▸ **SET EXERCISE**
All records should be reproduced verbatim.

▸ **EXERCISE INPUT**
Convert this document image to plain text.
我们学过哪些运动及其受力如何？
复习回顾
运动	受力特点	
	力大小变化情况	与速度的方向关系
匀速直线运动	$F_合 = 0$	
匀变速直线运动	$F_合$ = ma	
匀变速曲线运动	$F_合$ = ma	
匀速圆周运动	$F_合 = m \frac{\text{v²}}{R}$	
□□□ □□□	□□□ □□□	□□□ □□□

▸ **FINAL RESULT**
Convert this document image to plain text.
我们学过哪些运动及其受力如何？
复习回顾
运动	受力特点	
	力大小变化情况	与速度的方向关系
匀速直线运动	$F_合 = 0$	
匀变速直线运动	$F_合$ = ma	
匀变速曲线运动	$F_合$ = ma	
匀速圆周运动	$F_合 = m \frac{\text{v²}}{R}$	
□□□ □□□	□□□ □□□	□□□ □□□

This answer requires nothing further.